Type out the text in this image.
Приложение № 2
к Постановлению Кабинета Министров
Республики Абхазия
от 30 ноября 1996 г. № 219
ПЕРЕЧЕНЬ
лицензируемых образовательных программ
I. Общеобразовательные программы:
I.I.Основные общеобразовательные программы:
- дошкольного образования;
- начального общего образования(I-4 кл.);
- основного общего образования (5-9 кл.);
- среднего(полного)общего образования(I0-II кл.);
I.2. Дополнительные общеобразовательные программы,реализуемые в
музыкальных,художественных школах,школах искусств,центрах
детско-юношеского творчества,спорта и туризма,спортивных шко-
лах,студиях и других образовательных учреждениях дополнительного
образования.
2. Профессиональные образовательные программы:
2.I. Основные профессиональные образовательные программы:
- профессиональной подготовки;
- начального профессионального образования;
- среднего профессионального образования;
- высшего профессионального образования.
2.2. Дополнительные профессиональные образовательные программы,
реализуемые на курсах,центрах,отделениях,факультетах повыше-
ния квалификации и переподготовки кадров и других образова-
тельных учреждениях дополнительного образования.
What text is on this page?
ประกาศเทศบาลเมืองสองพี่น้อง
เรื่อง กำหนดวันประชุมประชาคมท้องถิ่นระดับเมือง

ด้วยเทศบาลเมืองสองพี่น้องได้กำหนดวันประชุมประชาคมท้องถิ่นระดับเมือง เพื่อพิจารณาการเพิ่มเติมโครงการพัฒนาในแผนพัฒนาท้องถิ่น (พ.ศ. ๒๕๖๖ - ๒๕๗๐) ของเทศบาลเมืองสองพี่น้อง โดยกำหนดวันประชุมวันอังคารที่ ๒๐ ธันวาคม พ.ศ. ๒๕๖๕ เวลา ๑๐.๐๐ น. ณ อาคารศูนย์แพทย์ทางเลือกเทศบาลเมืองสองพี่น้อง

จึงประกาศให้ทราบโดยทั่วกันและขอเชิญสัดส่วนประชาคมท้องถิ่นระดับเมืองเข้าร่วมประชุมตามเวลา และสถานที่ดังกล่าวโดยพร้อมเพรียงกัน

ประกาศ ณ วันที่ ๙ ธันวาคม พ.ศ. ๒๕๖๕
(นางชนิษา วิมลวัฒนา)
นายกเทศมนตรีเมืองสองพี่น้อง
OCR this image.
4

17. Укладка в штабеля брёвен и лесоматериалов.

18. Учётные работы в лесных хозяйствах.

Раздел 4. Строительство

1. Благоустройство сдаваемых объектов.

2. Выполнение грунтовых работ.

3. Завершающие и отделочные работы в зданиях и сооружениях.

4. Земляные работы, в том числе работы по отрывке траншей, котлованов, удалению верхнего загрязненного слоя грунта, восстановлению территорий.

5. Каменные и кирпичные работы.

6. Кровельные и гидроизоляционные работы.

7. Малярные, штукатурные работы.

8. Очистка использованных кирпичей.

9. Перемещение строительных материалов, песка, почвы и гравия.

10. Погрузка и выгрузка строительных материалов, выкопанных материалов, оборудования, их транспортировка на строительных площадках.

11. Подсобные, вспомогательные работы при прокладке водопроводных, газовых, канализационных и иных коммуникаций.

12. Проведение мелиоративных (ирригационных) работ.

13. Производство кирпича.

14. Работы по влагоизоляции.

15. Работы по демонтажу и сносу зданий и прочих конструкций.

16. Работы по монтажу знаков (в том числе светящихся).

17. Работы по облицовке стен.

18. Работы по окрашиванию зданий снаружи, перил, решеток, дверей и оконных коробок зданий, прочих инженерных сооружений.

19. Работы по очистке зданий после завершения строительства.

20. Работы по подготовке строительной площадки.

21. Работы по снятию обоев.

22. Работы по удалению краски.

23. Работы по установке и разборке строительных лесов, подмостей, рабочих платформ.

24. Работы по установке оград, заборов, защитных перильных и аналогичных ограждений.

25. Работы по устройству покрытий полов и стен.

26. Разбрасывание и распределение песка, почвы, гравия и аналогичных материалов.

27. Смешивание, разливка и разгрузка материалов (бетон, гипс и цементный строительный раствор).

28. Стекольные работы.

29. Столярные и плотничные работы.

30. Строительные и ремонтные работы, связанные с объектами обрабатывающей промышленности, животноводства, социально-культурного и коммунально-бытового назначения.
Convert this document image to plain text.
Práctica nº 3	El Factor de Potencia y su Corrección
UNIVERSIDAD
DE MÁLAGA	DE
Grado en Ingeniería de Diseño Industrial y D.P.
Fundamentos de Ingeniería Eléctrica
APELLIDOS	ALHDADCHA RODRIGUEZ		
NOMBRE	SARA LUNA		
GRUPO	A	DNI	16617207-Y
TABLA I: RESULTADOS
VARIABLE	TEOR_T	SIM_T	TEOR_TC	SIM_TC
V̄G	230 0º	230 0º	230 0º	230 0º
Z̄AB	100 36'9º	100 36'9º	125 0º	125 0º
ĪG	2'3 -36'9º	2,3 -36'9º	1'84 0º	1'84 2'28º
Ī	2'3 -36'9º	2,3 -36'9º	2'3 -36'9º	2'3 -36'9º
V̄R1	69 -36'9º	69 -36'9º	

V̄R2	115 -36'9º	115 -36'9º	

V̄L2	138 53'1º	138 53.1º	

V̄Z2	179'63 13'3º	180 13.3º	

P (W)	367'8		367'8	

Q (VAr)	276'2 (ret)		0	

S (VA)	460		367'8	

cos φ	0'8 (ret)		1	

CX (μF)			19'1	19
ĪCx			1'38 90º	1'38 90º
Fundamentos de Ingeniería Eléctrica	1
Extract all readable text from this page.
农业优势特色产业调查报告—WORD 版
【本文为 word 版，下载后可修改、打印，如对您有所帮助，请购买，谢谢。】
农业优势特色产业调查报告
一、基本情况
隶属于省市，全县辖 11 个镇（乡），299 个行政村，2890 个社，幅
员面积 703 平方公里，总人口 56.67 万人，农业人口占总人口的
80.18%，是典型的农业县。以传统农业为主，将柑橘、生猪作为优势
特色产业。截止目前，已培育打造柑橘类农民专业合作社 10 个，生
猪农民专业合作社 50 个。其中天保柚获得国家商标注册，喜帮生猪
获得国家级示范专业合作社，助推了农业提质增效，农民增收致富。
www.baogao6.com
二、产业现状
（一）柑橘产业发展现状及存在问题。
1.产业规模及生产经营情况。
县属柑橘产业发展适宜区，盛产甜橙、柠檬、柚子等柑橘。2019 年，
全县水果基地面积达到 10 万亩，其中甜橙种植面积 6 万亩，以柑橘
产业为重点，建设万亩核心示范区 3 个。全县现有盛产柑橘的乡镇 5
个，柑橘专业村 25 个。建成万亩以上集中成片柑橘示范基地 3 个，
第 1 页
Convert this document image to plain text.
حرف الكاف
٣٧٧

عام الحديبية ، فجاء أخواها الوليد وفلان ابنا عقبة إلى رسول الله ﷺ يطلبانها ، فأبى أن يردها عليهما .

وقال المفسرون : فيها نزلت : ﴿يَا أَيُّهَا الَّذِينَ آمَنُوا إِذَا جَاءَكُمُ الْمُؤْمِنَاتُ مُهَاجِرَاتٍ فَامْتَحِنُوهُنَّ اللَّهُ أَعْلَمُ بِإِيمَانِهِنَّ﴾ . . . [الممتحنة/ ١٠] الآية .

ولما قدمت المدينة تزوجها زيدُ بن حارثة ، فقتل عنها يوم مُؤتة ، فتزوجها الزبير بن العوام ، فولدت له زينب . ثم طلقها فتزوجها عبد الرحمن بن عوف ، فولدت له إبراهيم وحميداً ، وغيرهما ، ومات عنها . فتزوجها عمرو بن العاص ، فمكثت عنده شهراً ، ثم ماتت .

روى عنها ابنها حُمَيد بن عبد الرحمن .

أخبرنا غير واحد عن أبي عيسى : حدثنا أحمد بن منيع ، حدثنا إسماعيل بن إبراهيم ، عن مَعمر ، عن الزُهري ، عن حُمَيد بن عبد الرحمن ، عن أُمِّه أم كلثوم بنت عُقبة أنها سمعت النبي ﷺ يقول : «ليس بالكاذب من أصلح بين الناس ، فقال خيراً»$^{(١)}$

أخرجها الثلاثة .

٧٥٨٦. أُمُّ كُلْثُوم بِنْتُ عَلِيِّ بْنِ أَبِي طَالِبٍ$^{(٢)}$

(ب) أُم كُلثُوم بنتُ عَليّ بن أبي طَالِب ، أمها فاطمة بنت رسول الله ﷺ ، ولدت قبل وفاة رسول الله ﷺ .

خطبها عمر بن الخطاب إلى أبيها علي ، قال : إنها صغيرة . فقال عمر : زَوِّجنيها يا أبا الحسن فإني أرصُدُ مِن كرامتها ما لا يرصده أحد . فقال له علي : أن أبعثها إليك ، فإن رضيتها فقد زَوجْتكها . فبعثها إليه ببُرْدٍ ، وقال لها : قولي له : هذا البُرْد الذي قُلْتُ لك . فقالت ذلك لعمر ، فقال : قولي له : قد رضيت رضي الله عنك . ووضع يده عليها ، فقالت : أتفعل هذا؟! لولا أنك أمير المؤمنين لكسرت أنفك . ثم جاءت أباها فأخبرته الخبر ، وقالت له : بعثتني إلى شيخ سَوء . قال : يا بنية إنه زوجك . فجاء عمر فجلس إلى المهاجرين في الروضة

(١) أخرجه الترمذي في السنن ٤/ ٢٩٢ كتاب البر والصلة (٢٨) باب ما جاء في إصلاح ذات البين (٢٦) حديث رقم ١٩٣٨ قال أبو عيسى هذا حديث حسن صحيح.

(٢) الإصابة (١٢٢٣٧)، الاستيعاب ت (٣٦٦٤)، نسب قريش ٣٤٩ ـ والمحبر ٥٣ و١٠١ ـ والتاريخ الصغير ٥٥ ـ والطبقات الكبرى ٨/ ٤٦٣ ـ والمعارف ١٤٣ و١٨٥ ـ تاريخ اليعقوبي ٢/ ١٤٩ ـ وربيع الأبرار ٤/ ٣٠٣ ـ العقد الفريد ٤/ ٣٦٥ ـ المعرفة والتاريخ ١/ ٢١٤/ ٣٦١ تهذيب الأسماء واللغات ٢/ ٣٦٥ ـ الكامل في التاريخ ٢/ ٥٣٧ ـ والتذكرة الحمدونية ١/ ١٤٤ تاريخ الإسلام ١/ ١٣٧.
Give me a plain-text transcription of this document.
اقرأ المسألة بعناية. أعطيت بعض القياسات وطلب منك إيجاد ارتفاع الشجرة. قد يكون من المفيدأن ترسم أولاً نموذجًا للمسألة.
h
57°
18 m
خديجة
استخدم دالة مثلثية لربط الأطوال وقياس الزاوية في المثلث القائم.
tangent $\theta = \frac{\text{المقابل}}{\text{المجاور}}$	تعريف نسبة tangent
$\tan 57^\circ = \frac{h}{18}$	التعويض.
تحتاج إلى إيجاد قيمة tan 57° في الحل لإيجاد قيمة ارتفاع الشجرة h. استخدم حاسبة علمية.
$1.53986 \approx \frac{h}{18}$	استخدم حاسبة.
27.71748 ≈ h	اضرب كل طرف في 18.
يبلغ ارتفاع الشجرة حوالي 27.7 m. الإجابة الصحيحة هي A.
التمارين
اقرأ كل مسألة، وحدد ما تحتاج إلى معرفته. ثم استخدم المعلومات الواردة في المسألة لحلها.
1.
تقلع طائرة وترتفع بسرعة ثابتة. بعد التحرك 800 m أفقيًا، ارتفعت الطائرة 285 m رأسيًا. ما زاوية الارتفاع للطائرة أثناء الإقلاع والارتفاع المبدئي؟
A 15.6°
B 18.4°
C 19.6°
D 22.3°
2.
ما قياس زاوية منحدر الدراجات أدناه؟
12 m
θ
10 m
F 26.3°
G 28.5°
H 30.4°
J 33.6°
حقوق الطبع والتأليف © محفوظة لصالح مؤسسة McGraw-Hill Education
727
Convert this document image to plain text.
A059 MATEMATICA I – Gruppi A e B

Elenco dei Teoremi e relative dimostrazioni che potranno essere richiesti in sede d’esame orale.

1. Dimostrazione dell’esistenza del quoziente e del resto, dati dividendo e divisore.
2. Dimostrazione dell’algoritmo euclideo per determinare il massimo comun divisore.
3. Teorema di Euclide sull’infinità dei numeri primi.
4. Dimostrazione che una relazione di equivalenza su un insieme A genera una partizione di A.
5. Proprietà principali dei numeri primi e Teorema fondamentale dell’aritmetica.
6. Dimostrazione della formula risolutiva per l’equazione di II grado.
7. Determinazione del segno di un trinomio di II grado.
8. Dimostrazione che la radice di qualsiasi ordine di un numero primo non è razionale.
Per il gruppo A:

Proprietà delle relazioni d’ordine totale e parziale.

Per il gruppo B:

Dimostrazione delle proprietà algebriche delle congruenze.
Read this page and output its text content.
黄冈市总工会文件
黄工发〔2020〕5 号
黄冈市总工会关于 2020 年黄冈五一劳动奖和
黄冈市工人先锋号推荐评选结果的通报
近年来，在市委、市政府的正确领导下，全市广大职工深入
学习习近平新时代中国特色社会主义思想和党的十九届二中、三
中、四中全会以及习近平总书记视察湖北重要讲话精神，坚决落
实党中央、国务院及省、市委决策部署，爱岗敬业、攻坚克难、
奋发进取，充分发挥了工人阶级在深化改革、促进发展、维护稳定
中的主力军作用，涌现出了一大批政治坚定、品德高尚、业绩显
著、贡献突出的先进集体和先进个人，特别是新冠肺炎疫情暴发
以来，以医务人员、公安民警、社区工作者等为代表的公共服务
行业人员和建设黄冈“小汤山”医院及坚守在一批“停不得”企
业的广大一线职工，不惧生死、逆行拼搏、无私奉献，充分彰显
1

» **What the task asks**: Copy out each line of the material that holds the word "песка".

» **Written response**:
9. Перемещение строительных материалов, песка, почвы и гравия.
26. Разбрасывание и распределение песка, почвы, гравия и аналогичных материалов.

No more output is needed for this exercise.